___ DATA PROVIDED
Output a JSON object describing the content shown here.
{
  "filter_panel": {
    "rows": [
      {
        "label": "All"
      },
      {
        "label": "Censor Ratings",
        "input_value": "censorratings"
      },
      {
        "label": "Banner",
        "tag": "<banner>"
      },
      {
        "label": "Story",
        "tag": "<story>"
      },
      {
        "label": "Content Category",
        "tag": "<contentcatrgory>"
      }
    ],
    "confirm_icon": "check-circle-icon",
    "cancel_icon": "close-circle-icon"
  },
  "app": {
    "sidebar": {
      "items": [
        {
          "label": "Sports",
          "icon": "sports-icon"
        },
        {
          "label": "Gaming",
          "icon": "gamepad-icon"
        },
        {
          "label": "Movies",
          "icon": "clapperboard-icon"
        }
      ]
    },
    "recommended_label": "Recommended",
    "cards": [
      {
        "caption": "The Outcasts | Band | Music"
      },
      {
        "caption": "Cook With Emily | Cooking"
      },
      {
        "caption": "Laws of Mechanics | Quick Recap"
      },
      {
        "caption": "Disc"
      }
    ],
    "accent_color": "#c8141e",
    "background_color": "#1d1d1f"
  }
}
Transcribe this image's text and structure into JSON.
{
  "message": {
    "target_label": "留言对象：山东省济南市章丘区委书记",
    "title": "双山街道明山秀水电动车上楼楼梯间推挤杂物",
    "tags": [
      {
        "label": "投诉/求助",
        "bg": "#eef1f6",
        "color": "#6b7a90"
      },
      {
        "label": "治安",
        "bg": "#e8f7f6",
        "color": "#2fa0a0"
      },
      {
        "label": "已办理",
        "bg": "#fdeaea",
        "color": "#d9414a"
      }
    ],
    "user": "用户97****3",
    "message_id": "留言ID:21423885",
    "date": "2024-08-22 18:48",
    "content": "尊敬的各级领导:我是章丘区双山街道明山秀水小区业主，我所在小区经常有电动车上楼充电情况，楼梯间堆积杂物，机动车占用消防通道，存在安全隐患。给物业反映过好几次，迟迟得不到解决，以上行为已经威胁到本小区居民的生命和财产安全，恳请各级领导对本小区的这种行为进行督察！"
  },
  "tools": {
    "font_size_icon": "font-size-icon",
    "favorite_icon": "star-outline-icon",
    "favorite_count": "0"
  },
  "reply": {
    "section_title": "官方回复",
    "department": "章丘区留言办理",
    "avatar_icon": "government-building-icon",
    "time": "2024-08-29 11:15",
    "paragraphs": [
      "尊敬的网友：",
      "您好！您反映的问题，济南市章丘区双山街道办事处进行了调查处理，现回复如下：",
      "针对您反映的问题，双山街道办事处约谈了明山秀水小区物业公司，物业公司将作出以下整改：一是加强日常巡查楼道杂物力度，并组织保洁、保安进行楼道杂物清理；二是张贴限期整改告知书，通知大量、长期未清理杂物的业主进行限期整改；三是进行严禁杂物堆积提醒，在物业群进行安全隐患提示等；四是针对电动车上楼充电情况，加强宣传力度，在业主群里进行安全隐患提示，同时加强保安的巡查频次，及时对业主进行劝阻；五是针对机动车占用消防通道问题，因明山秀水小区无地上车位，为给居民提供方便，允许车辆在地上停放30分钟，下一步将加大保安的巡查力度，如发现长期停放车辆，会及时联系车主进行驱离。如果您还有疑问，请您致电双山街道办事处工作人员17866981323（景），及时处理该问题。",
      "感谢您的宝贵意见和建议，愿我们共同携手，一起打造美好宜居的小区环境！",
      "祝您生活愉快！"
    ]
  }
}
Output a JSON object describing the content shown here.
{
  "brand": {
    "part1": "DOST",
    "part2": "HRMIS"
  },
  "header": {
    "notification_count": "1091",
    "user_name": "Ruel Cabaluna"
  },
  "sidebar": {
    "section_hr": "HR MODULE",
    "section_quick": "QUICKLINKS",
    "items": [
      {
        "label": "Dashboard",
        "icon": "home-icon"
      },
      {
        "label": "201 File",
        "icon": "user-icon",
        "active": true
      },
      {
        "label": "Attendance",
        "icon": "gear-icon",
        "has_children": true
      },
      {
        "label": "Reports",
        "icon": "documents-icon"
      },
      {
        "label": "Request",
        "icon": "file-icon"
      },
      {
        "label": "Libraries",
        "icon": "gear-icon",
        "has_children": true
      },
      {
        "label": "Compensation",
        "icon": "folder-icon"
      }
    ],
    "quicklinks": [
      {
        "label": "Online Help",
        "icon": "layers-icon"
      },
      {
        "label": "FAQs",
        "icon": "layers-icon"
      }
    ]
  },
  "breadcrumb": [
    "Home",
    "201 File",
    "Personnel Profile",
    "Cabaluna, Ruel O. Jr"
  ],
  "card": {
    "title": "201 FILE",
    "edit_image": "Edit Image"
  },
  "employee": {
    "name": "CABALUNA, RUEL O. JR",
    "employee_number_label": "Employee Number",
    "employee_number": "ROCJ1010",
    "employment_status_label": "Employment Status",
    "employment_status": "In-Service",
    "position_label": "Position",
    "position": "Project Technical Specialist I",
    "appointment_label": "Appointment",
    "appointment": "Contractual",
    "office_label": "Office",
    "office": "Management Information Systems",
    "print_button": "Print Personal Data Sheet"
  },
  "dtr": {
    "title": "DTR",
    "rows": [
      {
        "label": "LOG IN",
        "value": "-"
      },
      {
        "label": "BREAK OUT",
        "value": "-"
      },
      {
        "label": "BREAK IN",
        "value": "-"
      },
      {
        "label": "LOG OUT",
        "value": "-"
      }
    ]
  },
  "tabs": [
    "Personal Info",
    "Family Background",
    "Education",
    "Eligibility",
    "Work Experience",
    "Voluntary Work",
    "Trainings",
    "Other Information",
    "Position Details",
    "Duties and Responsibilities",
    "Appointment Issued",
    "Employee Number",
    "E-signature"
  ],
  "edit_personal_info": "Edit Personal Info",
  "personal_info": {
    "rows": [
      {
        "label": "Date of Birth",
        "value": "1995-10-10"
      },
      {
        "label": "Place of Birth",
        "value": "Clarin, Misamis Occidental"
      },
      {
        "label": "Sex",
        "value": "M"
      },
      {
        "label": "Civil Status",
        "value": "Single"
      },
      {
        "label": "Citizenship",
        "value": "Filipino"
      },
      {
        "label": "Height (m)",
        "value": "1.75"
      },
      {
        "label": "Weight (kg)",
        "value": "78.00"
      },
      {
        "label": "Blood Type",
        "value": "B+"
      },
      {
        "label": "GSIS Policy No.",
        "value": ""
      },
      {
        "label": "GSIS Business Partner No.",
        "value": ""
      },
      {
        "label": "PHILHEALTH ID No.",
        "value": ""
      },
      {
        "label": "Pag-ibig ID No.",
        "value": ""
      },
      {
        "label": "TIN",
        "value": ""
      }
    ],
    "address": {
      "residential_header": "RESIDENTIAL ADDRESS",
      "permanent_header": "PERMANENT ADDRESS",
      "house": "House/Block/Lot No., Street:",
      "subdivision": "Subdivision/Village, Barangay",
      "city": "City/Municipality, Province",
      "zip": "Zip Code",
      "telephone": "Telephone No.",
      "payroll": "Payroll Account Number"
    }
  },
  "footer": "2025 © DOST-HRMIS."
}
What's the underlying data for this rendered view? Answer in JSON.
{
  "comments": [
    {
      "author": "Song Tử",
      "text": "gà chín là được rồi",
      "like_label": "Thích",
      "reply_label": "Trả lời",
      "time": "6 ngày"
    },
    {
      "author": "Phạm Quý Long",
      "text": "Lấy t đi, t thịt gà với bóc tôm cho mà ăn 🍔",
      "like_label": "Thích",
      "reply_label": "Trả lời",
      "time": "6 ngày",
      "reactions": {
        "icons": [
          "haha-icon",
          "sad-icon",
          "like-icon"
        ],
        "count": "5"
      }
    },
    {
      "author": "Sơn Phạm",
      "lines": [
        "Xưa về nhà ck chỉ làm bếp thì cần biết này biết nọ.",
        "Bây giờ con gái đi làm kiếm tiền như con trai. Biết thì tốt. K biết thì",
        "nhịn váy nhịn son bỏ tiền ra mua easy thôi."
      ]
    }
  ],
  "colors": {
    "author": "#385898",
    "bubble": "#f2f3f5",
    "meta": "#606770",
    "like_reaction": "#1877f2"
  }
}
______
## THE PROBLEM
In the records above, locate the line that contains "What's the underlying". Repeat it and every line after it, exactly, and nothing else.

## TASK RESULT
What's the underlying data for this rendered view? Answer in JSON.
{
  "comments": [
    {
      "author": "Song Tử",
      "text": "gà chín là được rồi",
      "like_label": "Thích",
      "reply_label": "Trả lời",
      "time": "6 ngày"
    },
    {
      "author": "Phạm Quý Long",
      "text": "Lấy t đi, t thịt gà với bóc tôm cho mà ăn 🍔",
      "like_label": "Thích",
      "reply_label": "Trả lời",
      "time": "6 ngày",
      "reactions": {
        "icons": [
          "haha-icon",
          "sad-icon",
          "like-icon"
        ],
        "count": "5"
      }
    },
    {
      "author": "Sơn Phạm",
      "lines": [
        "Xưa về nhà ck chỉ làm bếp thì cần biết này biết nọ.",
        "Bây giờ con gái đi làm kiếm tiền như con trai. Biết thì tốt. K biết thì",
        "nhịn váy nhịn son bỏ tiền ra mua easy thôi."
      ]
    }
  ],
  "colors": {
    "author": "#385898",
    "bubble": "#f2f3f5",
    "meta": "#606770",
    "like_reaction": "#1877f2"
  }
}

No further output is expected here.